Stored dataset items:

·····

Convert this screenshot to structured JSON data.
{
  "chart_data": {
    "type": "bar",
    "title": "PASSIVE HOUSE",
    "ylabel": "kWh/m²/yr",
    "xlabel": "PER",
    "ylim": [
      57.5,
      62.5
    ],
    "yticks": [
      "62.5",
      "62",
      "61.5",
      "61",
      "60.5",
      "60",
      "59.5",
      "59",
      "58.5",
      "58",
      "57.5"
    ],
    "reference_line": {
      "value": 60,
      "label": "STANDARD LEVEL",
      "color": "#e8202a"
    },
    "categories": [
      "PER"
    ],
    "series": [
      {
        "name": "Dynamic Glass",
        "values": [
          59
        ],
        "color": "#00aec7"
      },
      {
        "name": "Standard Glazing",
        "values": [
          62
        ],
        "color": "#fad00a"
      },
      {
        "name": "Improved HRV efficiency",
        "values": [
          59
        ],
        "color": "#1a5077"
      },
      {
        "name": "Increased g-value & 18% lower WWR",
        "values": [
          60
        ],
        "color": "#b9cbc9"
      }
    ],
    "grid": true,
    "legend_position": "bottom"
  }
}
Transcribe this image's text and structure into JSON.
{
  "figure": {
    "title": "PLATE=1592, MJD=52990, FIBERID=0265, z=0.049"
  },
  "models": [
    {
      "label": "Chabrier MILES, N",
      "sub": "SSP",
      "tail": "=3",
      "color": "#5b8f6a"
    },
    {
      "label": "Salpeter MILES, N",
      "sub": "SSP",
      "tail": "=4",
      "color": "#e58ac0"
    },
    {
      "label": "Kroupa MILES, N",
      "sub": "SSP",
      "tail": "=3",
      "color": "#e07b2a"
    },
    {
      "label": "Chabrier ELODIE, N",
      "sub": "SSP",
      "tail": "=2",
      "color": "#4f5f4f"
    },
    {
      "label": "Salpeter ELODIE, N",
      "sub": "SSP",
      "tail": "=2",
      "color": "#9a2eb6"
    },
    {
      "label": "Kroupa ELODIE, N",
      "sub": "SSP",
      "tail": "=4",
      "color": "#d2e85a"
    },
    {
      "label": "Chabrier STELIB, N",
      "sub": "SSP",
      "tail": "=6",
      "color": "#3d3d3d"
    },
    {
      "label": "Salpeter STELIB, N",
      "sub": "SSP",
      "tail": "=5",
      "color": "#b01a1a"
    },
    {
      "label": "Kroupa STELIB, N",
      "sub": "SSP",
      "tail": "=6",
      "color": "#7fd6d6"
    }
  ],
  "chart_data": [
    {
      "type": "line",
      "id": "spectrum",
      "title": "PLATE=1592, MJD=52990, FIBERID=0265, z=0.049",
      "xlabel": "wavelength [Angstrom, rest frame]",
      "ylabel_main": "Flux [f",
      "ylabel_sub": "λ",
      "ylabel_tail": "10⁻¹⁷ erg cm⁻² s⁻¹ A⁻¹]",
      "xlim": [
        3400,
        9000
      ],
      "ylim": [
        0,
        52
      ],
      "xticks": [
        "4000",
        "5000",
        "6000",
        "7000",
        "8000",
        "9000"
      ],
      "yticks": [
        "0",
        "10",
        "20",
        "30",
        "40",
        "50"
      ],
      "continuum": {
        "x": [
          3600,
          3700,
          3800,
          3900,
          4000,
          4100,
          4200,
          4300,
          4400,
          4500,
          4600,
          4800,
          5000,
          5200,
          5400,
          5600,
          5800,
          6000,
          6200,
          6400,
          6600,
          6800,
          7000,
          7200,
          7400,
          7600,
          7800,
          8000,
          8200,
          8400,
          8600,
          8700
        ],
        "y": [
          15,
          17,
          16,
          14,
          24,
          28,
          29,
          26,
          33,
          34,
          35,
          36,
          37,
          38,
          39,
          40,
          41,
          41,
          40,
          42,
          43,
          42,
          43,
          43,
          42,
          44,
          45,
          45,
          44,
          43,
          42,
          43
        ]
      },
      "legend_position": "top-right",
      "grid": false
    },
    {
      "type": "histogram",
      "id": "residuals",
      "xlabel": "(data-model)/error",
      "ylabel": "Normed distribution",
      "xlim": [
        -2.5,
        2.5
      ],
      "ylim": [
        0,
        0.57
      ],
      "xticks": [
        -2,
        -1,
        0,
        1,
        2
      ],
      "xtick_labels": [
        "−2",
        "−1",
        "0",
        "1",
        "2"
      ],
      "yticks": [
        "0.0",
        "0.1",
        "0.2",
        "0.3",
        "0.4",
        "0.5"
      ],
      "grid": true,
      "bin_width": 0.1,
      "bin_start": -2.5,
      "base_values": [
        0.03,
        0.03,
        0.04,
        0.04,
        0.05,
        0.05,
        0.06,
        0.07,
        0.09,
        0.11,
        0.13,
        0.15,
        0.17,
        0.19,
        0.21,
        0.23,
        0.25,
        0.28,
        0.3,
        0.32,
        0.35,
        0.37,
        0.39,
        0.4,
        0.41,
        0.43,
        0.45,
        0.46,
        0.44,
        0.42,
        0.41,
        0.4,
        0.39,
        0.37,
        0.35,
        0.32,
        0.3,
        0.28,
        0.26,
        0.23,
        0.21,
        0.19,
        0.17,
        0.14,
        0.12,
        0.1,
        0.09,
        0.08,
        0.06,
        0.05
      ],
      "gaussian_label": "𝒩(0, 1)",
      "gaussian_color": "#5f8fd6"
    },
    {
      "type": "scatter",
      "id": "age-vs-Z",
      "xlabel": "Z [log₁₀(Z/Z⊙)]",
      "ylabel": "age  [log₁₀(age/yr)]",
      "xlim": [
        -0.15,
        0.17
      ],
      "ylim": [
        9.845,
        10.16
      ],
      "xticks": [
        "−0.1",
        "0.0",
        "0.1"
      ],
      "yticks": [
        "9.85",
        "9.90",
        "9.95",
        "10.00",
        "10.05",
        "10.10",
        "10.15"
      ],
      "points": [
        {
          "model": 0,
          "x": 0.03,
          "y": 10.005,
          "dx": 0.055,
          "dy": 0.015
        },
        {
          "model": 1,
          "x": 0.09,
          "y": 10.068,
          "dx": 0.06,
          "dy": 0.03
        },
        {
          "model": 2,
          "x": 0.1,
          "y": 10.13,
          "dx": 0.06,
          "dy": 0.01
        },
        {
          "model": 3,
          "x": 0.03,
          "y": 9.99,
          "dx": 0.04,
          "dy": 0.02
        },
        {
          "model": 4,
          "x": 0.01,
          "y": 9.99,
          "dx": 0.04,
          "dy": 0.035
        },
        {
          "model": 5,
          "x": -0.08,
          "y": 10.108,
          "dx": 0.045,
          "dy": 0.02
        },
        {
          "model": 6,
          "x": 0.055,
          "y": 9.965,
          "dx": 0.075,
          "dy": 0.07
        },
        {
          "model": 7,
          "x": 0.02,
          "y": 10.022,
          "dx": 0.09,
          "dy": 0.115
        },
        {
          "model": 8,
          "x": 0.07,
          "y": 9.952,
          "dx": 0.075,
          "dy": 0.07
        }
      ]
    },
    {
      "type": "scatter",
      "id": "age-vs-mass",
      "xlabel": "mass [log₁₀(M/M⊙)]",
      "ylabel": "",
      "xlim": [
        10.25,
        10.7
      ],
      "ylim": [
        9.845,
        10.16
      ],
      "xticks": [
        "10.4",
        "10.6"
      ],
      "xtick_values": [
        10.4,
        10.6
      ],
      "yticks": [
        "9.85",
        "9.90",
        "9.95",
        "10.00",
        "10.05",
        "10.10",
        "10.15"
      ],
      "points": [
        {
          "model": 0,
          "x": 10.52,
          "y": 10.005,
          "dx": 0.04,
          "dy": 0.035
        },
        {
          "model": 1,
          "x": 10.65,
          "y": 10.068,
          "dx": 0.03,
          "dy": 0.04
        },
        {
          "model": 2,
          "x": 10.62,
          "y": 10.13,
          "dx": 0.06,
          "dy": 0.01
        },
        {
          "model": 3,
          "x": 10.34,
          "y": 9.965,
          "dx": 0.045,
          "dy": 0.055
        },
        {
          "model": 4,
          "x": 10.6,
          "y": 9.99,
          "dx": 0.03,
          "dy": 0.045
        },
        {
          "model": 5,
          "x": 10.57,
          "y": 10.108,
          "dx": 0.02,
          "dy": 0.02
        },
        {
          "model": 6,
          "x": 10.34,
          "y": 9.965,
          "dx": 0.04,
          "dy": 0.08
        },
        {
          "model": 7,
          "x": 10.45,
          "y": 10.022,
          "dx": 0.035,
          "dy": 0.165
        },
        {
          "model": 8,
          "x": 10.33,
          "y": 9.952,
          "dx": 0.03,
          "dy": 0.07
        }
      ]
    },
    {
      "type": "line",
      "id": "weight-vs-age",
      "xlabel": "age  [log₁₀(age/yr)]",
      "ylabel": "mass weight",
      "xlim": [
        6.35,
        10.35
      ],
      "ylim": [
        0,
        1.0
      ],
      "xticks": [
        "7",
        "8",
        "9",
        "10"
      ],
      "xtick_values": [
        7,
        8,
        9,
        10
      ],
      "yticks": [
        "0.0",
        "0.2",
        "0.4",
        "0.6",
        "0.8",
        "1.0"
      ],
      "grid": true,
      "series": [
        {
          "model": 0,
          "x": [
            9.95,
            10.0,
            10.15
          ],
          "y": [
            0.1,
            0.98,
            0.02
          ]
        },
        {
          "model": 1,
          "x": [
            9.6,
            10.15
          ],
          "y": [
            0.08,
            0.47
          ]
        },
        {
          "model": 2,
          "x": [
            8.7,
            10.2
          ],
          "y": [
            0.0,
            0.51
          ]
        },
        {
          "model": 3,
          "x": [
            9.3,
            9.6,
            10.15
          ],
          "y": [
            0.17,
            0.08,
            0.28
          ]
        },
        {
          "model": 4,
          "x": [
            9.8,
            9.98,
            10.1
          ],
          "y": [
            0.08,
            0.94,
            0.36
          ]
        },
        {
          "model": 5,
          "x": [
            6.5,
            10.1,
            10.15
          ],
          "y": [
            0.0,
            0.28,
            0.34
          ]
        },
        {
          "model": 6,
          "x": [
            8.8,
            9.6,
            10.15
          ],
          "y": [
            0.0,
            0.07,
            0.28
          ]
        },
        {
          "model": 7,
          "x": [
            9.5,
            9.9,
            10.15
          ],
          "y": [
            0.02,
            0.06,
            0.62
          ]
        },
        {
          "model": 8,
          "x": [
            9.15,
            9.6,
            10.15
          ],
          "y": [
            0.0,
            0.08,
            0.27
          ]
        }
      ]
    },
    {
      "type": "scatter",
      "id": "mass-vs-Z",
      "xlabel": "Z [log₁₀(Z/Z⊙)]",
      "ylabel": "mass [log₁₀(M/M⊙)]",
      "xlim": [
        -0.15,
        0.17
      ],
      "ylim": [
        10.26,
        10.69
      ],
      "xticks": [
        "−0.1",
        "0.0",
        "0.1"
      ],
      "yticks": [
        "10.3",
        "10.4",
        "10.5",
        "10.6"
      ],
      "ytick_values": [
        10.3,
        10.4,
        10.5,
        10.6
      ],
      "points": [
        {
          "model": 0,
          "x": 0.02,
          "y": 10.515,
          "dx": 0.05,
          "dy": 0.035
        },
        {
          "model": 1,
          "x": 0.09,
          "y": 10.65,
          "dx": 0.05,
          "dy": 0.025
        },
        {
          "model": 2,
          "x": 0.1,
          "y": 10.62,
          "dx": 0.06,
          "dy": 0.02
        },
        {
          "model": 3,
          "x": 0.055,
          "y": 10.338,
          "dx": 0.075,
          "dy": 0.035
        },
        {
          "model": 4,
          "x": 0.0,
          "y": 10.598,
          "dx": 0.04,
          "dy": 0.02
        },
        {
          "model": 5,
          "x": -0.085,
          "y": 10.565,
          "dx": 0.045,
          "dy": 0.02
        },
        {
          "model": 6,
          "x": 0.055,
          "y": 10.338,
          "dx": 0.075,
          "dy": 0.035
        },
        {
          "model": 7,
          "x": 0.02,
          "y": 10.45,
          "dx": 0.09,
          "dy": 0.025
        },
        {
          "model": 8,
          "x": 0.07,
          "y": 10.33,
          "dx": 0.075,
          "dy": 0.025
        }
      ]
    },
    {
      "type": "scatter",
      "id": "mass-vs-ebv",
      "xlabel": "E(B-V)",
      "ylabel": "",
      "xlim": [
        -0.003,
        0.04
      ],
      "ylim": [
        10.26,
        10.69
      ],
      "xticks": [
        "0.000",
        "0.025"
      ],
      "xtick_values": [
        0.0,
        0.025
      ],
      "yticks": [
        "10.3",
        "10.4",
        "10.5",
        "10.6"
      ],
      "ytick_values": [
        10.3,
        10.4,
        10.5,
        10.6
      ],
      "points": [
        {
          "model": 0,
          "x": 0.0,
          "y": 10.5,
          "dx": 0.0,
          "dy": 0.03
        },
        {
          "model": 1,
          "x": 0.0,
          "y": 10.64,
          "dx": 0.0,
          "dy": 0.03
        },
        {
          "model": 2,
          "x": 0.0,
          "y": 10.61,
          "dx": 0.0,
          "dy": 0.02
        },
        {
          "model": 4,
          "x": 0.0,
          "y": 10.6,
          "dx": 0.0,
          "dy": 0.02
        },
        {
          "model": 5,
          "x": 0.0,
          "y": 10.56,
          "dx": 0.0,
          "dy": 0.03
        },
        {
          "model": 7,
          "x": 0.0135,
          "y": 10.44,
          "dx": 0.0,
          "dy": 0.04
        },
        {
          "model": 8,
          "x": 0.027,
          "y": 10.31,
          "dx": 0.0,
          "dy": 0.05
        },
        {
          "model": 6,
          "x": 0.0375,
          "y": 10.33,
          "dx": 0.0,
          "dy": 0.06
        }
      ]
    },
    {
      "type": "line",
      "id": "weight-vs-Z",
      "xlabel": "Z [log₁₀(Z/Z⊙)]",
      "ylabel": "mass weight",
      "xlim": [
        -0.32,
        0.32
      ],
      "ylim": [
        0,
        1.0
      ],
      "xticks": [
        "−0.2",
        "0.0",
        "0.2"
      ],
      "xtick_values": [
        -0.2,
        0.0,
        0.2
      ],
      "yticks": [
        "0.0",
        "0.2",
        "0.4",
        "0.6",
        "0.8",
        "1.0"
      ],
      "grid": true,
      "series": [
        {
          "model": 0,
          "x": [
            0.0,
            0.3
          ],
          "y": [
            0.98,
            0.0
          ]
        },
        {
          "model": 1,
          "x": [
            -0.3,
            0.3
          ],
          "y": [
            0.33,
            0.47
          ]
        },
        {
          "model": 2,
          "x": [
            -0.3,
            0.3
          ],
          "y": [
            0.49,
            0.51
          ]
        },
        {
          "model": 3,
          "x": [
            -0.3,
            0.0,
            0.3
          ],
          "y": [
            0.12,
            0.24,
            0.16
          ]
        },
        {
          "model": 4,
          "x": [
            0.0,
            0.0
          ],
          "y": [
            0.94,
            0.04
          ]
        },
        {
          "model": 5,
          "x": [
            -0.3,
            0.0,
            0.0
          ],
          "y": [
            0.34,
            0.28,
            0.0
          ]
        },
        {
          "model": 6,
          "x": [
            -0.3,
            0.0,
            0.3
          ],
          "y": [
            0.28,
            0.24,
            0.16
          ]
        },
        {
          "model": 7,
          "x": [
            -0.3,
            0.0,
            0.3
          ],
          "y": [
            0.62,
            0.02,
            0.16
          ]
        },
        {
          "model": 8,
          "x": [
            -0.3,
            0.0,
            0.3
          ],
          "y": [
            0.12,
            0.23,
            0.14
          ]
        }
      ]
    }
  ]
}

·····

Stated exercise:
Pull every line containing the word "PLATE" out of the material and copy it.

Solution to this problem:
    "title": "PLATE=1592, MJD=52990, FIBERID=0265, z=0.049"
      "title": "PLATE=1592, MJD=52990, FIBERID=0265, z=0.049",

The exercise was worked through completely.